§ **Task instructions**: From the listing below, return each line that includes "ylabel".

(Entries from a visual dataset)

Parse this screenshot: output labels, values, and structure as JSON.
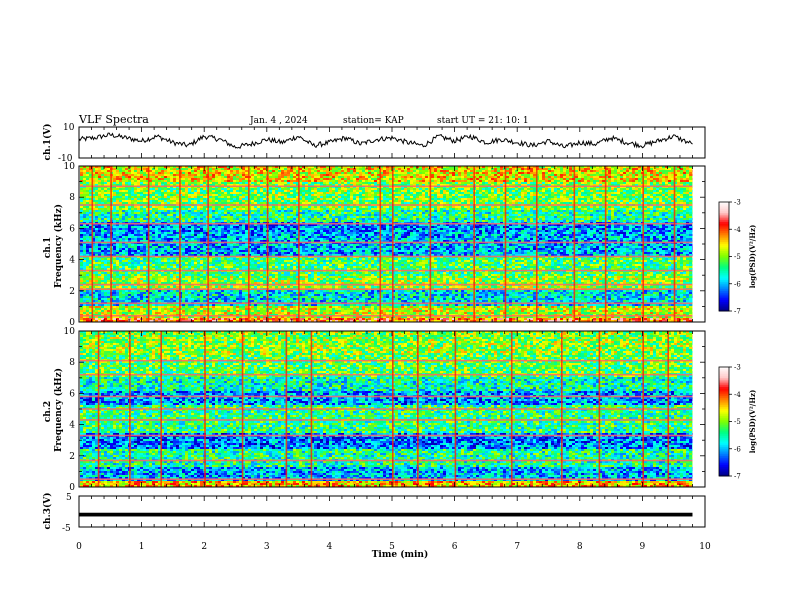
{
  "header": {
    "title": "VLF Spectra",
    "date": "Jan. 4 , 2024",
    "station": "station= KAP",
    "start": "start UT =  21: 10: 1"
  },
  "chart_data": [
    {
      "type": "line",
      "panel": "ch1-waveform",
      "ylabel": "ch.1(V)",
      "ylim": [
        -10,
        10
      ],
      "ytick_labels": [
        "10",
        "-10"
      ],
      "xlim": [
        0,
        9.8
      ],
      "x_unit": "min",
      "series_approx": [
        [
          0,
          2
        ],
        [
          0.25,
          3
        ],
        [
          0.5,
          5
        ],
        [
          0.75,
          3
        ],
        [
          1,
          1
        ],
        [
          1.25,
          4
        ],
        [
          1.5,
          0
        ],
        [
          1.75,
          -2
        ],
        [
          2,
          4
        ],
        [
          2.25,
          2
        ],
        [
          2.5,
          -3
        ],
        [
          2.75,
          -1
        ],
        [
          3,
          2
        ],
        [
          3.25,
          0
        ],
        [
          3.5,
          4
        ],
        [
          3.75,
          -2
        ],
        [
          4,
          0
        ],
        [
          4.25,
          3
        ],
        [
          4.5,
          -1
        ],
        [
          4.75,
          2
        ],
        [
          5,
          3
        ],
        [
          5.25,
          0
        ],
        [
          5.5,
          -2
        ],
        [
          5.75,
          4
        ],
        [
          6,
          1
        ],
        [
          6.25,
          4
        ],
        [
          6.5,
          0
        ],
        [
          6.75,
          2
        ],
        [
          7,
          0
        ],
        [
          7.25,
          -2
        ],
        [
          7.5,
          1
        ],
        [
          7.75,
          -3
        ],
        [
          8,
          0
        ],
        [
          8.25,
          -1
        ],
        [
          8.5,
          3
        ],
        [
          8.75,
          0
        ],
        [
          9,
          -2
        ],
        [
          9.25,
          1
        ],
        [
          9.5,
          4
        ],
        [
          9.8,
          -1
        ]
      ]
    },
    {
      "type": "heatmap",
      "panel": "ch1-spectrogram",
      "ylabel": "ch.1 Frequency (kHz)",
      "ylim": [
        0,
        10
      ],
      "ytick_labels": [
        "0",
        "2",
        "4",
        "6",
        "8",
        "10"
      ],
      "xlim": [
        0,
        9.8
      ],
      "bands_khz": [
        {
          "from": 9.0,
          "to": 10.0,
          "level": -4.6
        },
        {
          "from": 7.2,
          "to": 9.0,
          "level": -5.1
        },
        {
          "from": 6.4,
          "to": 7.2,
          "level": -5.5
        },
        {
          "from": 5.5,
          "to": 6.4,
          "level": -6.1
        },
        {
          "from": 4.2,
          "to": 5.5,
          "level": -6.0
        },
        {
          "from": 3.0,
          "to": 4.2,
          "level": -5.3
        },
        {
          "from": 2.0,
          "to": 3.0,
          "level": -5.0
        },
        {
          "from": 1.0,
          "to": 2.0,
          "level": -5.8
        },
        {
          "from": 0.3,
          "to": 1.0,
          "level": -4.8
        },
        {
          "from": 0.0,
          "to": 0.3,
          "level": -4.0
        }
      ],
      "lines_khz": [
        0.4,
        1.2,
        2.1,
        2.4,
        3.3,
        4.2,
        5.1,
        6.3,
        7.5,
        8.7
      ],
      "burst_times_min": [
        0.2,
        0.5,
        1.1,
        1.6,
        2.05,
        2.7,
        3.0,
        3.5,
        4.8,
        5.0,
        5.6,
        6.3,
        6.8,
        7.3,
        7.9,
        8.4,
        9.0,
        9.5
      ]
    },
    {
      "type": "heatmap",
      "panel": "ch2-spectrogram",
      "ylabel": "ch.2 Frequency (kHz)",
      "ylim": [
        0,
        10
      ],
      "ytick_labels": [
        "0",
        "2",
        "4",
        "6",
        "8",
        "10"
      ],
      "xlim": [
        0,
        9.8
      ],
      "bands_khz": [
        {
          "from": 8.5,
          "to": 10.0,
          "level": -5.0
        },
        {
          "from": 7.0,
          "to": 8.5,
          "level": -5.2
        },
        {
          "from": 6.2,
          "to": 7.0,
          "level": -5.6
        },
        {
          "from": 5.3,
          "to": 6.2,
          "level": -6.1
        },
        {
          "from": 3.5,
          "to": 5.3,
          "level": -5.4
        },
        {
          "from": 2.5,
          "to": 3.5,
          "level": -6.2
        },
        {
          "from": 1.3,
          "to": 2.5,
          "level": -5.5
        },
        {
          "from": 0.4,
          "to": 1.3,
          "level": -6.0
        },
        {
          "from": 0.0,
          "to": 0.4,
          "level": -4.4
        }
      ],
      "lines_khz": [
        0.5,
        1.7,
        3.3,
        4.3,
        5.0,
        5.8,
        7.2,
        8.1
      ],
      "burst_times_min": [
        0.3,
        0.8,
        1.3,
        2.0,
        2.6,
        3.3,
        3.7,
        5.0,
        5.4,
        6.0,
        6.9,
        7.7,
        8.3,
        9.0,
        9.4
      ]
    },
    {
      "type": "line",
      "panel": "ch3-waveform",
      "ylabel": "ch.3(V)",
      "ylim": [
        -5,
        5
      ],
      "ytick_labels": [
        "5",
        "-5"
      ],
      "xlim": [
        0,
        9.8
      ],
      "series_approx": [
        [
          0,
          -1
        ],
        [
          9.8,
          -1
        ]
      ],
      "band_halfwidth": 0.6
    }
  ],
  "x_axis": {
    "label": "Time (min)",
    "range": [
      0,
      10
    ],
    "tick_labels": [
      "0",
      "1",
      "2",
      "3",
      "4",
      "5",
      "6",
      "7",
      "8",
      "9",
      "10"
    ]
  },
  "colorbar": {
    "label": "log(PSD)(V²/Hz)",
    "range": [
      -7,
      -3
    ],
    "tick_labels": [
      "-3",
      "-4",
      "-5",
      "-6",
      "-7"
    ],
    "colors": [
      "#000080",
      "#0000ff",
      "#0080ff",
      "#00ffff",
      "#00ff80",
      "#80ff00",
      "#ffff00",
      "#ff8000",
      "#ff0000",
      "#ffc8c8",
      "#ffffff"
    ]
  }
}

§ **Full response**:
      "ylabel": "ch.1(V)",
      "ylabel": "ch.1 Frequency (kHz)",
      "ylabel": "ch.2 Frequency (kHz)",
      "ylabel": "ch.3(V)",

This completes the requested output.